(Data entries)
______
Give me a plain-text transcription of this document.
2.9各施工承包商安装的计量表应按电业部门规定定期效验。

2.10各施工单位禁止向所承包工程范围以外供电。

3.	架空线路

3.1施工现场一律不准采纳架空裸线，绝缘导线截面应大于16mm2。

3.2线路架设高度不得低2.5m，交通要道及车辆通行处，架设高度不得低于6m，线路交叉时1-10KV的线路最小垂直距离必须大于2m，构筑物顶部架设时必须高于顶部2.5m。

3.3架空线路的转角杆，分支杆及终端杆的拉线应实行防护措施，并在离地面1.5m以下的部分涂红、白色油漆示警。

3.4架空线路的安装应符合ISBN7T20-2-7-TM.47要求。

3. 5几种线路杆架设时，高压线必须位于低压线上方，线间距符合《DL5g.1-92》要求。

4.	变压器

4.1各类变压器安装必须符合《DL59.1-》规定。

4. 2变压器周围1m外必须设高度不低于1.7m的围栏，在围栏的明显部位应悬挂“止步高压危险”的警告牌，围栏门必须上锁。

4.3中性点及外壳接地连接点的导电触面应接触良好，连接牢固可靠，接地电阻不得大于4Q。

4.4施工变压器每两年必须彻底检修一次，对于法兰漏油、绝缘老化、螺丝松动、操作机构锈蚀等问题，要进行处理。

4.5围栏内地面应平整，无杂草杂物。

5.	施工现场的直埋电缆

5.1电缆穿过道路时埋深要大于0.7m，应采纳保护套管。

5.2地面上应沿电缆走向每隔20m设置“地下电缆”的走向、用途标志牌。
______
(What to work on)
Reproduce each record shown above without altering a single word.

(Result below)
Give me a plain-text transcription of this document.
2.9各施工承包商安装的计量表应按电业部门规定定期效验。

2.10各施工单位禁止向所承包工程范围以外供电。

3.	架空线路

3.1施工现场一律不准采纳架空裸线，绝缘导线截面应大于16mm2。

3.2线路架设高度不得低2.5m，交通要道及车辆通行处，架设高度不得低于6m，线路交叉时1-10KV的线路最小垂直距离必须大于2m，构筑物顶部架设时必须高于顶部2.5m。

3.3架空线路的转角杆，分支杆及终端杆的拉线应实行防护措施，并在离地面1.5m以下的部分涂红、白色油漆示警。

3.4架空线路的安装应符合ISBN7T20-2-7-TM.47要求。

3. 5几种线路杆架设时，高压线必须位于低压线上方，线间距符合《DL5g.1-92》要求。

4.	变压器

4.1各类变压器安装必须符合《DL59.1-》规定。

4. 2变压器周围1m外必须设高度不低于1.7m的围栏，在围栏的明显部位应悬挂“止步高压危险”的警告牌，围栏门必须上锁。

4.3中性点及外壳接地连接点的导电触面应接触良好，连接牢固可靠，接地电阻不得大于4Q。

4.4施工变压器每两年必须彻底检修一次，对于法兰漏油、绝缘老化、螺丝松动、操作机构锈蚀等问题，要进行处理。

4.5围栏内地面应平整，无杂草杂物。

5.	施工现场的直埋电缆

5.1电缆穿过道路时埋深要大于0.7m，应采纳保护套管。

5.2地面上应沿电缆走向每隔20m设置“地下电缆”的走向、用途标志牌。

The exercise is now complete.